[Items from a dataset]
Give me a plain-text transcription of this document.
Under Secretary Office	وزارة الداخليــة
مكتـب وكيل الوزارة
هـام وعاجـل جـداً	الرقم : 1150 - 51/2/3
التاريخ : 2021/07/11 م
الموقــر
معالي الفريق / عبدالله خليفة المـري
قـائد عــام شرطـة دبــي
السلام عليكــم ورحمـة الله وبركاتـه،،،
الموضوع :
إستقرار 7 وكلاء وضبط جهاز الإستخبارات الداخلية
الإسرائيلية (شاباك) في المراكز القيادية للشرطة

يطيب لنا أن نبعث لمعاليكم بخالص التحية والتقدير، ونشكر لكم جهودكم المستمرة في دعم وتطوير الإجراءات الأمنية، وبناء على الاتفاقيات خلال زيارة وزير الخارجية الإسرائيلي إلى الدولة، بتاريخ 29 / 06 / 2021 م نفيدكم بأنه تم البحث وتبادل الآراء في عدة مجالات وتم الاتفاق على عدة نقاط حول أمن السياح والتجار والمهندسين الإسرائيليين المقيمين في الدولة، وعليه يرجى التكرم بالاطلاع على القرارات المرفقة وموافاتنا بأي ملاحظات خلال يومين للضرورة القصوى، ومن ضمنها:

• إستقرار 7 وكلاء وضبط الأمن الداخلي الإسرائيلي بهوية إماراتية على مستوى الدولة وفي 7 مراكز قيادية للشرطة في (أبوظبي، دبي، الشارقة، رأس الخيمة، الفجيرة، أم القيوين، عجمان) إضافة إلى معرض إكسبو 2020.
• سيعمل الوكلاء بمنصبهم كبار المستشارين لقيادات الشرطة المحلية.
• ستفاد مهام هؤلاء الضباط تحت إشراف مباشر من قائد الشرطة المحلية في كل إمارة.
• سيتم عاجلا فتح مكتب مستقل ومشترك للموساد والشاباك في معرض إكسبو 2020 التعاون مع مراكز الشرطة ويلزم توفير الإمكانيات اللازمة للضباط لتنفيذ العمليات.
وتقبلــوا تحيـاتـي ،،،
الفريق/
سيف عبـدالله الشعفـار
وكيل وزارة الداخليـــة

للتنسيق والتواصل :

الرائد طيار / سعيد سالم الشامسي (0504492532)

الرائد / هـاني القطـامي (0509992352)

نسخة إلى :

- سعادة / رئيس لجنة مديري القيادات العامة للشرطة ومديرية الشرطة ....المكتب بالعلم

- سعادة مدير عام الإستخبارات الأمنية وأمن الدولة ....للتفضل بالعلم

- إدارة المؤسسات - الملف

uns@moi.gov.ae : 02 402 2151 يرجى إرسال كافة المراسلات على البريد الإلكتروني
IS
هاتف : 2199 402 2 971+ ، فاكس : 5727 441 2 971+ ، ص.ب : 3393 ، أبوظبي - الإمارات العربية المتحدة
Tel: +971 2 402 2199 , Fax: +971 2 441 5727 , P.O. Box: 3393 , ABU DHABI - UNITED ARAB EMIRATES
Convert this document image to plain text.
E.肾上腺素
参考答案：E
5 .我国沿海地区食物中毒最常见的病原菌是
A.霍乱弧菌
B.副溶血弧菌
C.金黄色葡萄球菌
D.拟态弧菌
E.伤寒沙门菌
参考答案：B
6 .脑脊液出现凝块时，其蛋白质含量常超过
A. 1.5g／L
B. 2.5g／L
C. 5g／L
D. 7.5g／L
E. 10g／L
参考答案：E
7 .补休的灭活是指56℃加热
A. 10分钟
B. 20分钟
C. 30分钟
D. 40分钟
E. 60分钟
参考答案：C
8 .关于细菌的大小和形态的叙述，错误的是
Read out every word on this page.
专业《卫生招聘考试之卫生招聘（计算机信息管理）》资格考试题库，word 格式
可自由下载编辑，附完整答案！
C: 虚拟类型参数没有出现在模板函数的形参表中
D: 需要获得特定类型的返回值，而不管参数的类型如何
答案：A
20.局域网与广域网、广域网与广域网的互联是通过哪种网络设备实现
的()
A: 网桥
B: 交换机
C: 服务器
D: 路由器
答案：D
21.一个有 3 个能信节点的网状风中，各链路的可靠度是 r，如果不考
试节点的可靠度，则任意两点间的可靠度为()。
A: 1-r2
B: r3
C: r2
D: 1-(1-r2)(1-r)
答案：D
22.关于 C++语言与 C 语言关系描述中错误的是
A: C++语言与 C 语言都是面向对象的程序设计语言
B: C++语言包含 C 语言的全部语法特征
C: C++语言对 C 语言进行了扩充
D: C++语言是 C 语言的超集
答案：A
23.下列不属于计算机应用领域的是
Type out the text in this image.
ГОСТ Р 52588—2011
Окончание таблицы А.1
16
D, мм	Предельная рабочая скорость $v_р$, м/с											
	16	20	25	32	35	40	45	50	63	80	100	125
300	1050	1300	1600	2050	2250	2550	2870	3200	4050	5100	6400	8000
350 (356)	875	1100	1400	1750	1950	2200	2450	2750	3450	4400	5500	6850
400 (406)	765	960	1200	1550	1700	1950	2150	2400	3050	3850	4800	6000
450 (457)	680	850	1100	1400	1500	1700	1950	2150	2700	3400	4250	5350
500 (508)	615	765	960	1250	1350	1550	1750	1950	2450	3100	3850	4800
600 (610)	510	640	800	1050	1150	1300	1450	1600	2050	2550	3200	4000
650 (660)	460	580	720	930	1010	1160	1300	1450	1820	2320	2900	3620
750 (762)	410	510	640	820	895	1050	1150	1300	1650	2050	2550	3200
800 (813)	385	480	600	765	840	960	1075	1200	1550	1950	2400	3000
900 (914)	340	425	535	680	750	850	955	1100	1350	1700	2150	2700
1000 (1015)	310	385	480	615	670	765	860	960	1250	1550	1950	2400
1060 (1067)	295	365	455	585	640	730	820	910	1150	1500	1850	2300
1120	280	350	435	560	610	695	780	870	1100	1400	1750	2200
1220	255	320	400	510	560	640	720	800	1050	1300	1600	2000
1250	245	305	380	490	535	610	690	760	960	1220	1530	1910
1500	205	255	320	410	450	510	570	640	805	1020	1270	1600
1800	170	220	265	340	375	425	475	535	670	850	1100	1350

WRITTEN PROBLEM —
The whole listing above needs to be written out again exactly.

RESPONSE —
Give me a plain-text transcription of this document.
Under Secretary Office	وزارة الداخليــة
مكتـب وكيل الوزارة
هـام وعاجـل جـداً	الرقم : 1150 - 51/2/3
التاريخ : 2021/07/11 م
الموقــر
معالي الفريق / عبدالله خليفة المـري
قـائد عــام شرطـة دبــي
السلام عليكــم ورحمـة الله وبركاتـه،،،
الموضوع :
إستقرار 7 وكلاء وضبط جهاز الإستخبارات الداخلية
الإسرائيلية (شاباك) في المراكز القيادية للشرطة

يطيب لنا أن نبعث لمعاليكم بخالص التحية والتقدير، ونشكر لكم جهودكم المستمرة في دعم وتطوير الإجراءات الأمنية، وبناء على الاتفاقيات خلال زيارة وزير الخارجية الإسرائيلي إلى الدولة، بتاريخ 29 / 06 / 2021 م نفيدكم بأنه تم البحث وتبادل الآراء في عدة مجالات وتم الاتفاق على عدة نقاط حول أمن السياح والتجار والمهندسين الإسرائيليين المقيمين في الدولة، وعليه يرجى التكرم بالاطلاع على القرارات المرفقة وموافاتنا بأي ملاحظات خلال يومين للضرورة القصوى، ومن ضمنها:

• إستقرار 7 وكلاء وضبط الأمن الداخلي الإسرائيلي بهوية إماراتية على مستوى الدولة وفي 7 مراكز قيادية للشرطة في (أبوظبي، دبي، الشارقة، رأس الخيمة، الفجيرة، أم القيوين، عجمان) إضافة إلى معرض إكسبو 2020.
• سيعمل الوكلاء بمنصبهم كبار المستشارين لقيادات الشرطة المحلية.
• ستفاد مهام هؤلاء الضباط تحت إشراف مباشر من قائد الشرطة المحلية في كل إمارة.
• سيتم عاجلا فتح مكتب مستقل ومشترك للموساد والشاباك في معرض إكسبو 2020 التعاون مع مراكز الشرطة ويلزم توفير الإمكانيات اللازمة للضباط لتنفيذ العمليات.
وتقبلــوا تحيـاتـي ،،،
الفريق/
سيف عبـدالله الشعفـار
وكيل وزارة الداخليـــة

للتنسيق والتواصل :

الرائد طيار / سعيد سالم الشامسي (0504492532)

الرائد / هـاني القطـامي (0509992352)

نسخة إلى :

- سعادة / رئيس لجنة مديري القيادات العامة للشرطة ومديرية الشرطة ....المكتب بالعلم

- سعادة مدير عام الإستخبارات الأمنية وأمن الدولة ....للتفضل بالعلم

- إدارة المؤسسات - الملف

uns@moi.gov.ae : 02 402 2151 يرجى إرسال كافة المراسلات على البريد الإلكتروني
IS
هاتف : 2199 402 2 971+ ، فاكس : 5727 441 2 971+ ، ص.ب : 3393 ، أبوظبي - الإمارات العربية المتحدة
Tel: +971 2 402 2199 , Fax: +971 2 441 5727 , P.O. Box: 3393 , ABU DHABI - UNITED ARAB EMIRATES
Convert this document image to plain text.
E.肾上腺素
参考答案：E
5 .我国沿海地区食物中毒最常见的病原菌是
A.霍乱弧菌
B.副溶血弧菌
C.金黄色葡萄球菌
D.拟态弧菌
E.伤寒沙门菌
参考答案：B
6 .脑脊液出现凝块时，其蛋白质含量常超过
A. 1.5g／L
B. 2.5g／L
C. 5g／L
D. 7.5g／L
E. 10g／L
参考答案：E
7 .补休的灭活是指56℃加热
A. 10分钟
B. 20分钟
C. 30分钟
D. 40分钟
E. 60分钟
参考答案：C
8 .关于细菌的大小和形态的叙述，错误的是
Read out every word on this page.
专业《卫生招聘考试之卫生招聘（计算机信息管理）》资格考试题库，word 格式
可自由下载编辑，附完整答案！
C: 虚拟类型参数没有出现在模板函数的形参表中
D: 需要获得特定类型的返回值，而不管参数的类型如何
答案：A
20.局域网与广域网、广域网与广域网的互联是通过哪种网络设备实现
的()
A: 网桥
B: 交换机
C: 服务器
D: 路由器
答案：D
21.一个有 3 个能信节点的网状风中，各链路的可靠度是 r，如果不考
试节点的可靠度，则任意两点间的可靠度为()。
A: 1-r2
B: r3
C: r2
D: 1-(1-r2)(1-r)
答案：D
22.关于 C++语言与 C 语言关系描述中错误的是
A: C++语言与 C 语言都是面向对象的程序设计语言
B: C++语言包含 C 语言的全部语法特征
C: C++语言对 C 语言进行了扩充
D: C++语言是 C 语言的超集
答案：A
23.下列不属于计算机应用领域的是
Type out the text in this image.
ГОСТ Р 52588—2011
Окончание таблицы А.1
16
D, мм	Предельная рабочая скорость $v_р$, м/с											
	16	20	25	32	35	40	45	50	63	80	100	125
300	1050	1300	1600	2050	2250	2550	2870	3200	4050	5100	6400	8000
350 (356)	875	1100	1400	1750	1950	2200	2450	2750	3450	4400	5500	6850
400 (406)	765	960	1200	1550	1700	1950	2150	2400	3050	3850	4800	6000
450 (457)	680	850	1100	1400	1500	1700	1950	2150	2700	3400	4250	5350
500 (508)	615	765	960	1250	1350	1550	1750	1950	2450	3100	3850	4800
600 (610)	510	640	800	1050	1150	1300	1450	1600	2050	2550	3200	4000
650 (660)	460	580	720	930	1010	1160	1300	1450	1820	2320	2900	3620
750 (762)	410	510	640	820	895	1050	1150	1300	1650	2050	2550	3200
800 (813)	385	480	600	765	840	960	1075	1200	1550	1950	2400	3000
900 (914)	340	425	535	680	750	850	955	1100	1350	1700	2150	2700
1000 (1015)	310	385	480	615	670	765	860	960	1250	1550	1950	2400
1060 (1067)	295	365	455	585	640	730	820	910	1150	1500	1850	2300
1120	280	350	435	560	610	695	780	870	1100	1400	1750	2200
1220	255	320	400	510	560	640	720	800	1050	1300	1600	2000
1250	245	305	380	490	535	610	690	760	960	1220	1530	1910
1500	205	255	320	410	450	510	570	640	805	1020	1270	1600
1800	170	220	265	340	375	425	475	535	670	850	1100	1350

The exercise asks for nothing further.